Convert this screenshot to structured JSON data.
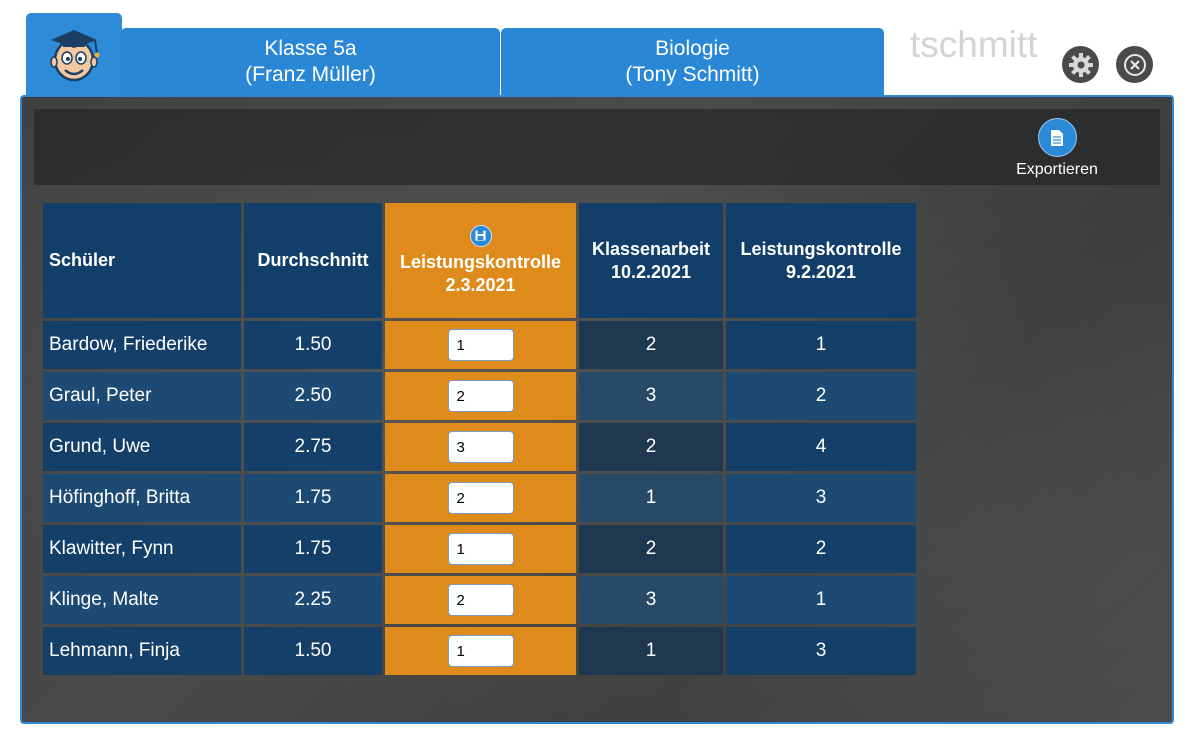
{
  "header": {
    "tabs": [
      {
        "line1": "Klasse 5a",
        "line2": "(Franz Müller)"
      },
      {
        "line1": "Biologie",
        "line2": "(Tony Schmitt)"
      }
    ],
    "username": "tschmitt",
    "icons": {
      "logo": "teacher-mascot-icon",
      "settings": "gear-icon",
      "close": "close-circle-icon"
    }
  },
  "toolbar": {
    "export_label": "Exportieren",
    "export_icon": "document-icon"
  },
  "table": {
    "headers": {
      "student": "Schüler",
      "average": "Durchschnitt",
      "col1_line1": "Leistungskontrolle",
      "col1_line2": "2.3.2021",
      "col2_line1": "Klassenarbeit",
      "col2_line2": "10.2.2021",
      "col3_line1": "Leistungskontrolle",
      "col3_line2": "9.2.2021"
    },
    "rows": [
      {
        "name": "Bardow, Friederike",
        "avg": "1.50",
        "input": "1",
        "g2": "2",
        "g3": "1"
      },
      {
        "name": "Graul, Peter",
        "avg": "2.50",
        "input": "2",
        "g2": "3",
        "g3": "2"
      },
      {
        "name": "Grund, Uwe",
        "avg": "2.75",
        "input": "3",
        "g2": "2",
        "g3": "4"
      },
      {
        "name": "Höfinghoff, Britta",
        "avg": "1.75",
        "input": "2",
        "g2": "1",
        "g3": "3"
      },
      {
        "name": "Klawitter, Fynn",
        "avg": "1.75",
        "input": "1",
        "g2": "2",
        "g3": "2"
      },
      {
        "name": "Klinge, Malte",
        "avg": "2.25",
        "input": "2",
        "g2": "3",
        "g3": "1"
      },
      {
        "name": "Lehmann, Finja",
        "avg": "1.50",
        "input": "1",
        "g2": "1",
        "g3": "3"
      }
    ]
  },
  "colors": {
    "accent": "#2a87d6",
    "active_column": "#df8b1c",
    "header_cell": "#123f6a"
  }
}
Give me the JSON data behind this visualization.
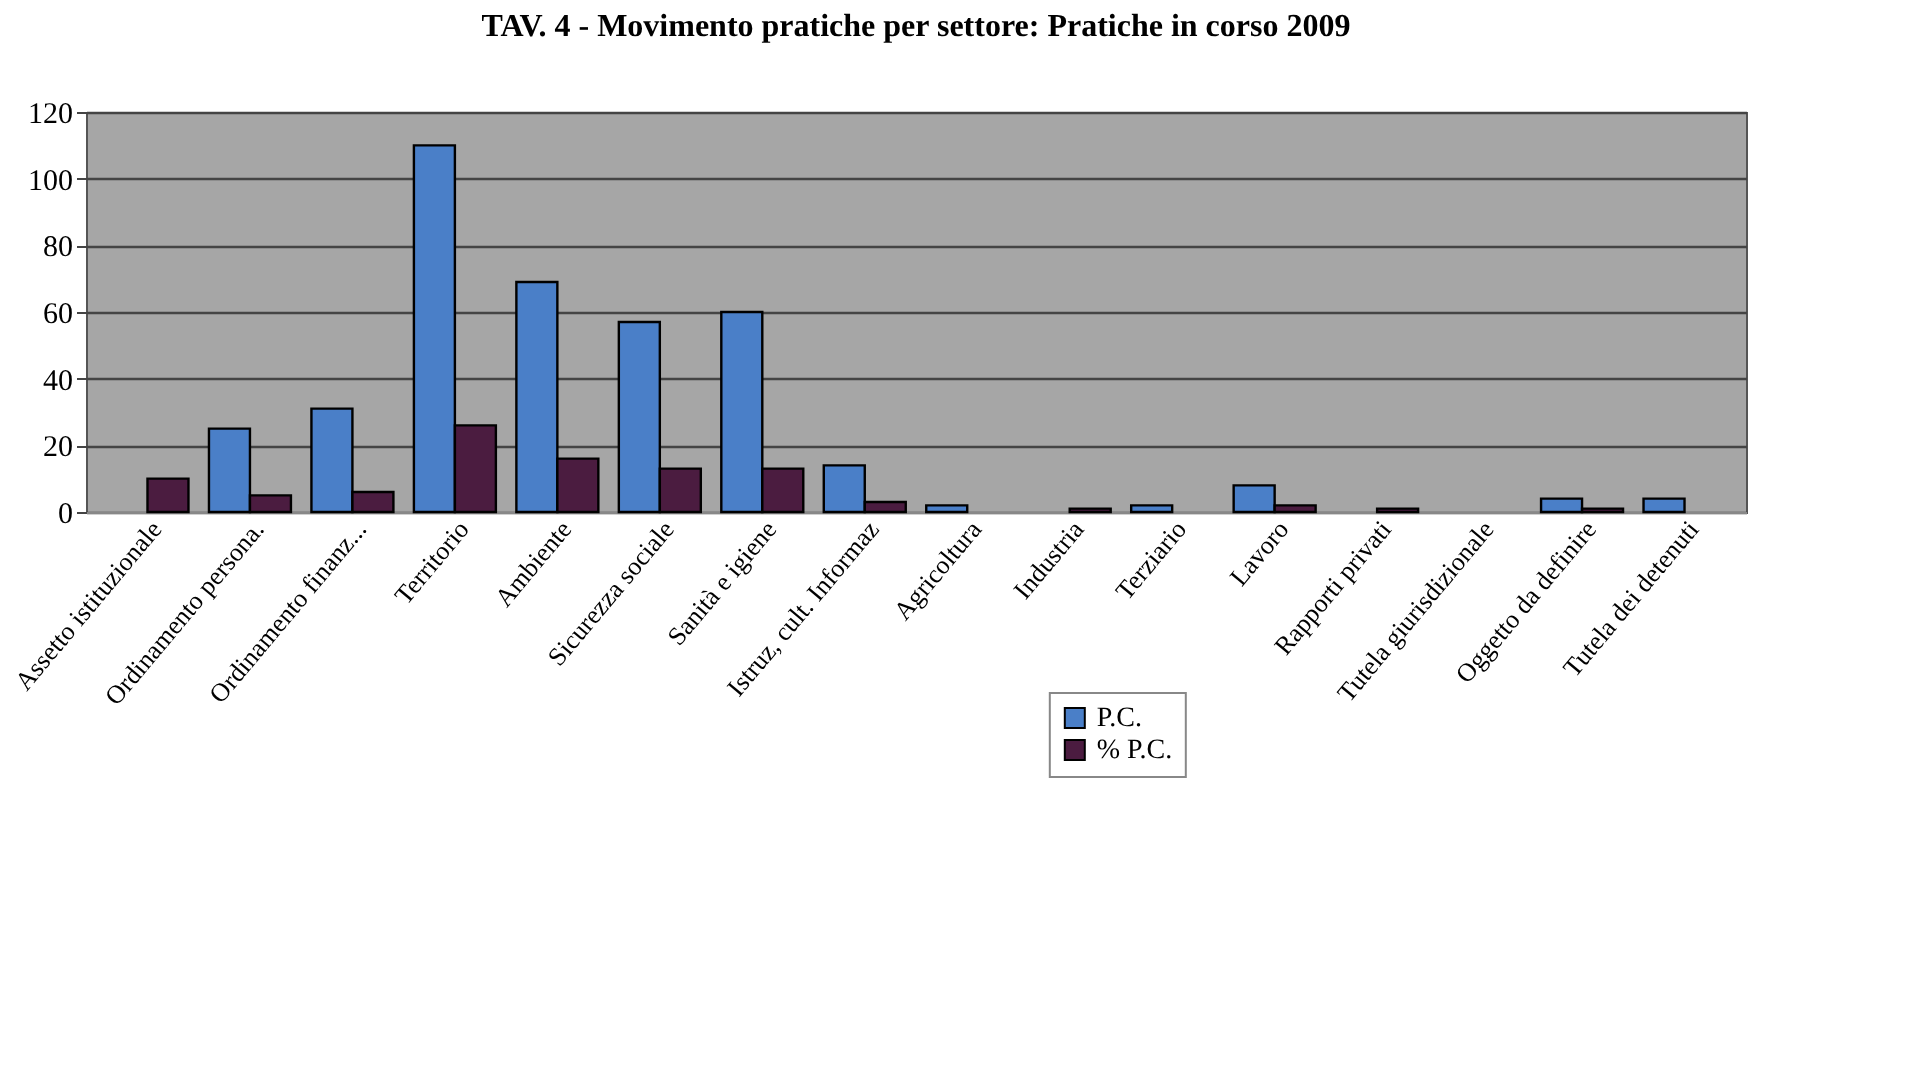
{
  "chart_data": {
    "type": "bar",
    "title": "TAV. 4 - Movimento pratiche per settore: Pratiche in corso 2009",
    "categories": [
      "Assetto istituzionale",
      "Ordinamento persona.",
      "Ordinamento finanz...",
      "Territorio",
      "Ambiente",
      "Sicurezza sociale",
      "Sanità e igiene",
      "Istruz, cult. Informaz",
      "Agricoltura",
      "Industria",
      "Terziario",
      "Lavoro",
      "Rapporti privati",
      "Tutela giurisdizionale",
      "Oggetto da definire",
      "Tutela dei detenuti"
    ],
    "series": [
      {
        "name": "P.C.",
        "color": "#4a7fc8",
        "values": [
          0,
          25,
          31,
          110,
          69,
          57,
          60,
          14,
          2,
          0,
          2,
          8,
          0,
          0,
          4,
          4
        ]
      },
      {
        "name": "% P.C.",
        "color": "#4b1c40",
        "values": [
          10,
          5,
          6,
          26,
          16,
          13,
          13,
          3,
          0,
          1,
          0,
          2,
          1,
          0,
          1,
          0
        ]
      }
    ],
    "ylim": [
      0,
      120
    ],
    "yticks": [
      0,
      20,
      40,
      60,
      80,
      100,
      120
    ],
    "grid": "y",
    "legend": "bottom"
  }
}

##########

[GOAL OF THE EXERCISE] Copy each line exactly, and leave the pictures out of your copy.

[OUTPUT FOR THIS EXERCISE]
Convert this screenshot to structured JSON data.
{
  "header": {
    "tabs": [
      {
        "line1": "Klasse 5a",
        "line2": "(Franz Müller)"
      },
      {
        "line1": "Biologie",
        "line2": "(Tony Schmitt)"
      }
    ],
    "username": "tschmitt",
    "icons": {
      "logo": "teacher-mascot-icon",
      "settings": "gear-icon",
      "close": "close-circle-icon"
    }
  },
  "toolbar": {
    "export_label": "Exportieren",
    "export_icon": "document-icon"
  },
  "table": {
    "headers": {
      "student": "Schüler",
      "average": "Durchschnitt",
      "col1_line1": "Leistungskontrolle",
      "col1_line2": "2.3.2021",
      "col2_line1": "Klassenarbeit",
      "col2_line2": "10.2.2021",
      "col3_line1": "Leistungskontrolle",
      "col3_line2": "9.2.2021"
    },
    "rows": [
      {
        "name": "Bardow, Friederike",
        "avg": "1.50",
        "input": "1",
        "g2": "2",
        "g3": "1"
      },
      {
        "name": "Graul, Peter",
        "avg": "2.50",
        "input": "2",
        "g2": "3",
        "g3": "2"
      },
      {
        "name": "Grund, Uwe",
        "avg": "2.75",
        "input": "3",
        "g2": "2",
        "g3": "4"
      },
      {
        "name": "Höfinghoff, Britta",
        "avg": "1.75",
        "input": "2",
        "g2": "1",
        "g3": "3"
      },
      {
        "name": "Klawitter, Fynn",
        "avg": "1.75",
        "input": "1",
        "g2": "2",
        "g3": "2"
      },
      {
        "name": "Klinge, Malte",
        "avg": "2.25",
        "input": "2",
        "g2": "3",
        "g3": "1"
      },
      {
        "name": "Lehmann, Finja",
        "avg": "1.50",
        "input": "1",
        "g2": "1",
        "g3": "3"
      }
    ]
  },
  "colors": {
    "accent": "#2a87d6",
    "active_column": "#df8b1c",
    "header_cell": "#123f6a"
  }
}
Give me the JSON data behind this visualization.
{
  "chart_data": {
    "type": "bar",
    "title": "TAV. 4 - Movimento pratiche per settore: Pratiche in corso 2009",
    "categories": [
      "Assetto istituzionale",
      "Ordinamento persona.",
      "Ordinamento finanz...",
      "Territorio",
      "Ambiente",
      "Sicurezza sociale",
      "Sanità e igiene",
      "Istruz, cult. Informaz",
      "Agricoltura",
      "Industria",
      "Terziario",
      "Lavoro",
      "Rapporti privati",
      "Tutela giurisdizionale",
      "Oggetto da definire",
      "Tutela dei detenuti"
    ],
    "series": [
      {
        "name": "P.C.",
        "color": "#4a7fc8",
        "values": [
          0,
          25,
          31,
          110,
          69,
          57,
          60,
          14,
          2,
          0,
          2,
          8,
          0,
          0,
          4,
          4
        ]
      },
      {
        "name": "% P.C.",
        "color": "#4b1c40",
        "values": [
          10,
          5,
          6,
          26,
          16,
          13,
          13,
          3,
          0,
          1,
          0,
          2,
          1,
          0,
          1,
          0
        ]
      }
    ],
    "ylim": [
      0,
      120
    ],
    "yticks": [
      0,
      20,
      40,
      60,
      80,
      100,
      120
    ],
    "grid": "y",
    "legend": "bottom"
  }
}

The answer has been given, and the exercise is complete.